* **PROVIDED DATA**
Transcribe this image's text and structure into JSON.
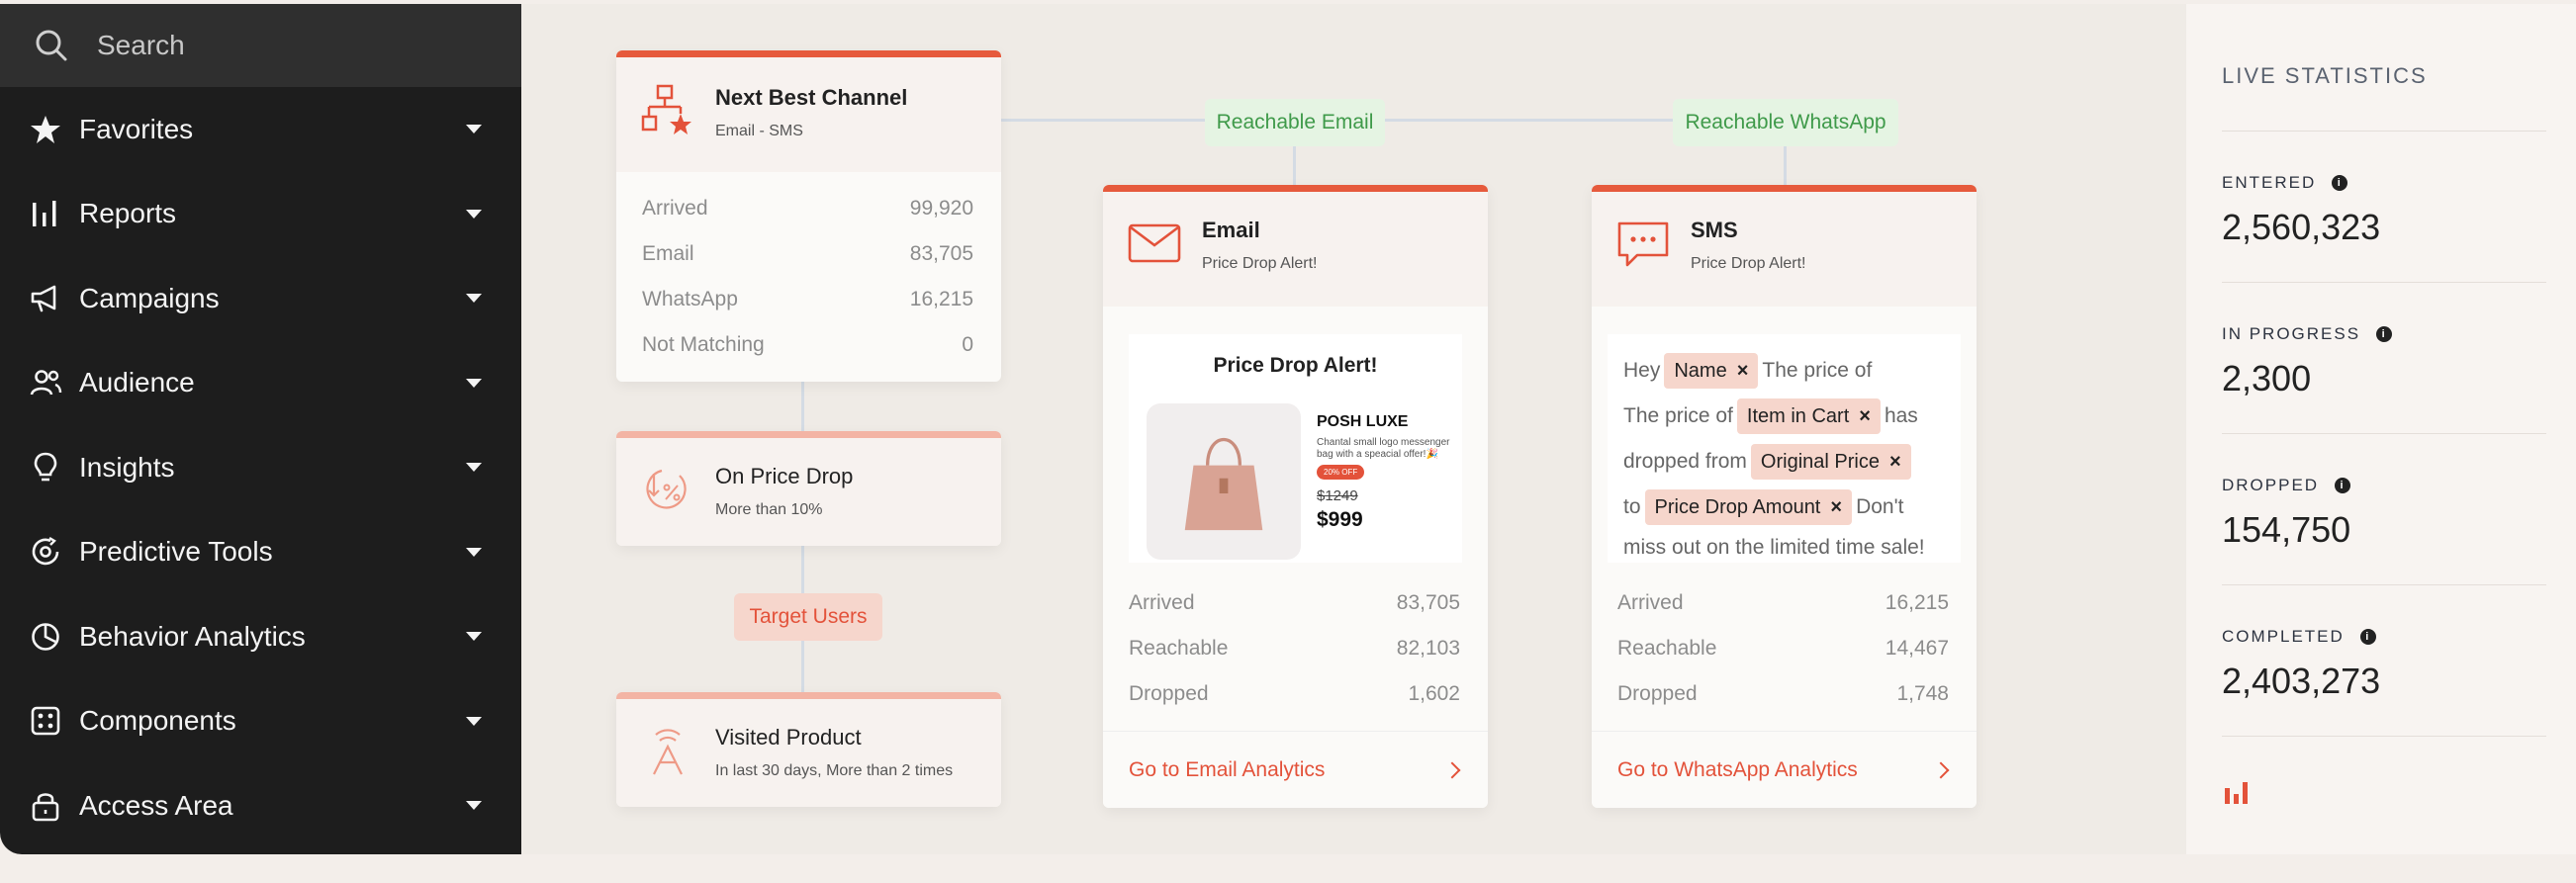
{
  "search": {
    "placeholder": "Search"
  },
  "sidebar": {
    "items": [
      {
        "label": "Favorites",
        "icon": "star-icon"
      },
      {
        "label": "Reports",
        "icon": "bar-chart-icon"
      },
      {
        "label": "Campaigns",
        "icon": "megaphone-icon"
      },
      {
        "label": "Audience",
        "icon": "users-icon"
      },
      {
        "label": "Insights",
        "icon": "lightbulb-icon"
      },
      {
        "label": "Predictive Tools",
        "icon": "predictive-icon"
      },
      {
        "label": "Behavior Analytics",
        "icon": "pie-clock-icon"
      },
      {
        "label": "Components",
        "icon": "grid-icon"
      },
      {
        "label": "Access Area",
        "icon": "lock-icon"
      }
    ]
  },
  "flow": {
    "next_best_channel": {
      "title": "Next Best Channel",
      "subtitle": "Email - SMS",
      "rows": [
        {
          "label": "Arrived",
          "value": "99,920"
        },
        {
          "label": "Email",
          "value": "83,705"
        },
        {
          "label": "WhatsApp",
          "value": "16,215"
        },
        {
          "label": "Not Matching",
          "value": "0"
        }
      ]
    },
    "on_price_drop": {
      "title": "On Price Drop",
      "subtitle": "More than 10%"
    },
    "target_users": "Target Users",
    "visited_product": {
      "title": "Visited Product",
      "subtitle": "In last 30 days, More than 2 times"
    },
    "reachable_email": "Reachable Email",
    "reachable_whatsapp": "Reachable WhatsApp",
    "email_card": {
      "title": "Email",
      "subtitle": "Price Drop Alert!",
      "preview": {
        "heading": "Price Drop Alert!",
        "brand": "POSH LUXE",
        "desc": "Chantal small logo messenger bag with a speacial offer!🎉",
        "badge": "20% OFF",
        "old_price": "$1249",
        "new_price": "$999"
      },
      "rows": [
        {
          "label": "Arrived",
          "value": "83,705"
        },
        {
          "label": "Reachable",
          "value": "82,103"
        },
        {
          "label": "Dropped",
          "value": "1,602"
        }
      ],
      "link": "Go to Email Analytics"
    },
    "sms_card": {
      "title": "SMS",
      "subtitle": "Price Drop Alert!",
      "message": {
        "w1": "Hey",
        "tag1": "Name",
        "w2": "The price of",
        "w3": "The price of",
        "tag2": "Item in Cart",
        "w4": "has",
        "w5": "dropped from",
        "tag3": "Original Price",
        "w6": "to",
        "tag4": "Price Drop Amount",
        "w7": "Don't",
        "w8": "miss out on the limited time sale!"
      },
      "rows": [
        {
          "label": "Arrived",
          "value": "16,215"
        },
        {
          "label": "Reachable",
          "value": "14,467"
        },
        {
          "label": "Dropped",
          "value": "1,748"
        }
      ],
      "link": "Go to WhatsApp Analytics"
    }
  },
  "stats": {
    "title": "LIVE STATISTICS",
    "items": [
      {
        "label": "ENTERED",
        "value": "2,560,323"
      },
      {
        "label": "IN PROGRESS",
        "value": "2,300"
      },
      {
        "label": "DROPPED",
        "value": "154,750"
      },
      {
        "label": "COMPLETED",
        "value": "2,403,273"
      }
    ],
    "footer_icon": "bar-chart-icon"
  },
  "colors": {
    "accent": "#e65a3c",
    "sidebar_bg": "#1d1d1d",
    "green_pill": "#3f9a4a"
  }
}
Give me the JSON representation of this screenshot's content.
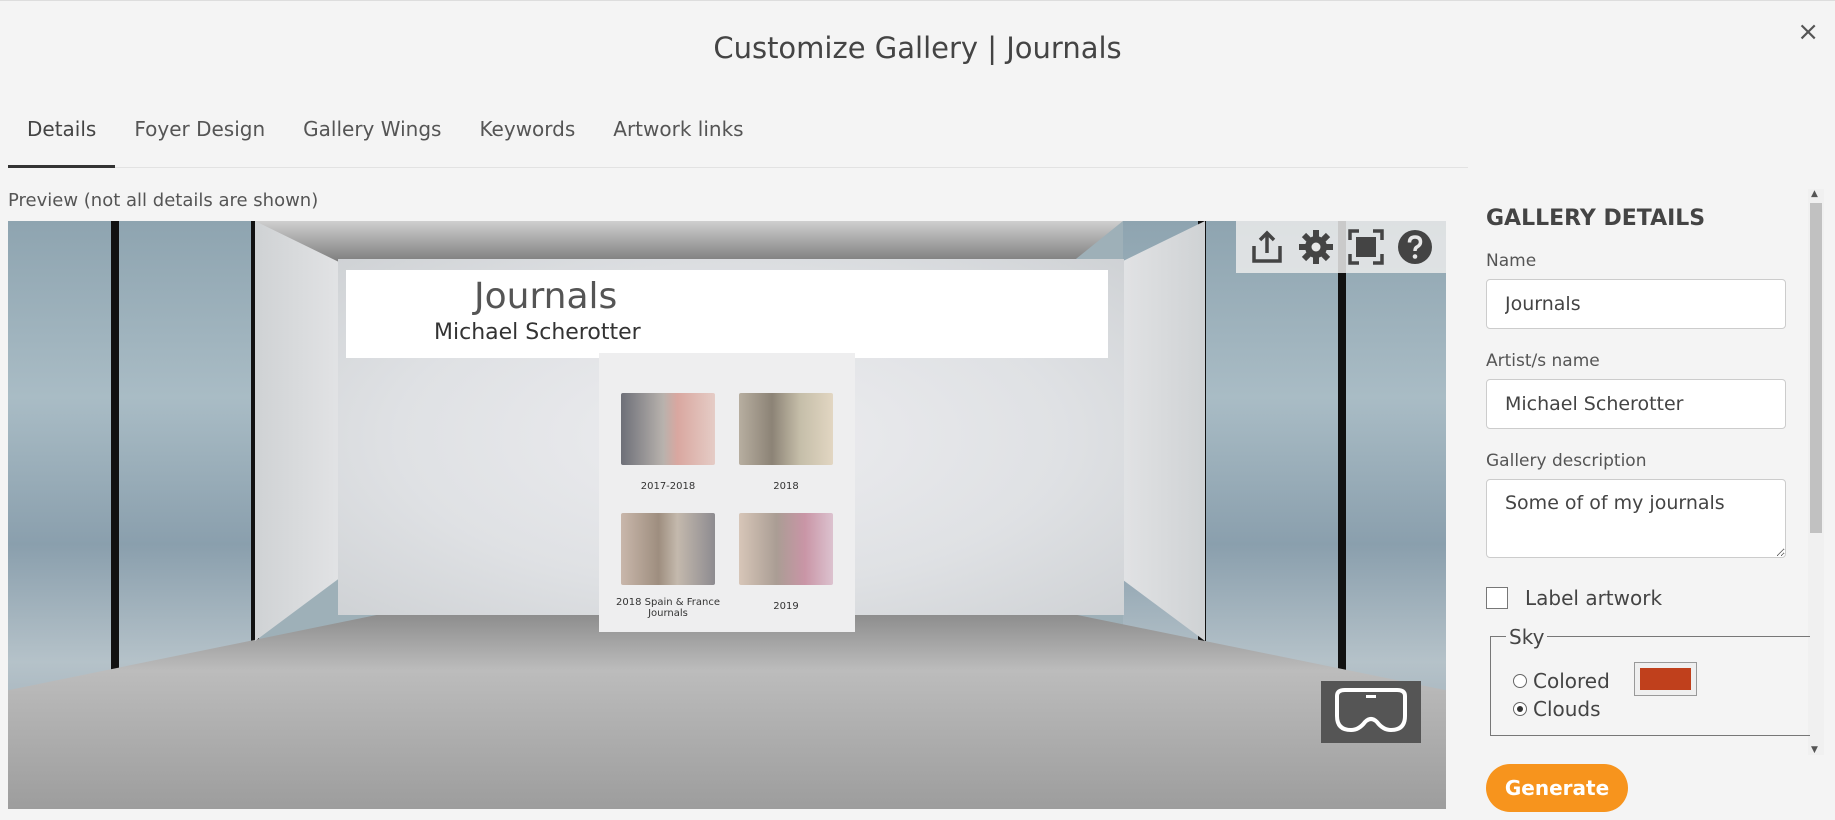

* **AIM OF THE TASK**
Leave out the pictures and reproduce the rest of the listing exactly.

* **THE OUTPUT**
Transcribe this image's text and structure into JSON.
{
  "search": {
    "placeholder": "Search"
  },
  "sidebar": {
    "items": [
      {
        "label": "Favorites",
        "icon": "star-icon"
      },
      {
        "label": "Reports",
        "icon": "bar-chart-icon"
      },
      {
        "label": "Campaigns",
        "icon": "megaphone-icon"
      },
      {
        "label": "Audience",
        "icon": "users-icon"
      },
      {
        "label": "Insights",
        "icon": "lightbulb-icon"
      },
      {
        "label": "Predictive Tools",
        "icon": "predictive-icon"
      },
      {
        "label": "Behavior Analytics",
        "icon": "pie-clock-icon"
      },
      {
        "label": "Components",
        "icon": "grid-icon"
      },
      {
        "label": "Access Area",
        "icon": "lock-icon"
      }
    ]
  },
  "flow": {
    "next_best_channel": {
      "title": "Next Best Channel",
      "subtitle": "Email - SMS",
      "rows": [
        {
          "label": "Arrived",
          "value": "99,920"
        },
        {
          "label": "Email",
          "value": "83,705"
        },
        {
          "label": "WhatsApp",
          "value": "16,215"
        },
        {
          "label": "Not Matching",
          "value": "0"
        }
      ]
    },
    "on_price_drop": {
      "title": "On Price Drop",
      "subtitle": "More than 10%"
    },
    "target_users": "Target Users",
    "visited_product": {
      "title": "Visited Product",
      "subtitle": "In last 30 days, More than 2 times"
    },
    "reachable_email": "Reachable Email",
    "reachable_whatsapp": "Reachable WhatsApp",
    "email_card": {
      "title": "Email",
      "subtitle": "Price Drop Alert!",
      "preview": {
        "heading": "Price Drop Alert!",
        "brand": "POSH LUXE",
        "desc": "Chantal small logo messenger bag with a speacial offer!🎉",
        "badge": "20% OFF",
        "old_price": "$1249",
        "new_price": "$999"
      },
      "rows": [
        {
          "label": "Arrived",
          "value": "83,705"
        },
        {
          "label": "Reachable",
          "value": "82,103"
        },
        {
          "label": "Dropped",
          "value": "1,602"
        }
      ],
      "link": "Go to Email Analytics"
    },
    "sms_card": {
      "title": "SMS",
      "subtitle": "Price Drop Alert!",
      "message": {
        "w1": "Hey",
        "tag1": "Name",
        "w2": "The price of",
        "w3": "The price of",
        "tag2": "Item in Cart",
        "w4": "has",
        "w5": "dropped from",
        "tag3": "Original Price",
        "w6": "to",
        "tag4": "Price Drop Amount",
        "w7": "Don't",
        "w8": "miss out on the limited time sale!"
      },
      "rows": [
        {
          "label": "Arrived",
          "value": "16,215"
        },
        {
          "label": "Reachable",
          "value": "14,467"
        },
        {
          "label": "Dropped",
          "value": "1,748"
        }
      ],
      "link": "Go to WhatsApp Analytics"
    }
  },
  "stats": {
    "title": "LIVE STATISTICS",
    "items": [
      {
        "label": "ENTERED",
        "value": "2,560,323"
      },
      {
        "label": "IN PROGRESS",
        "value": "2,300"
      },
      {
        "label": "DROPPED",
        "value": "154,750"
      },
      {
        "label": "COMPLETED",
        "value": "2,403,273"
      }
    ],
    "footer_icon": "bar-chart-icon"
  },
  "colors": {
    "accent": "#e65a3c",
    "sidebar_bg": "#1d1d1d",
    "green_pill": "#3f9a4a"
  }
}
Give me the JSON representation of this screenshot's content.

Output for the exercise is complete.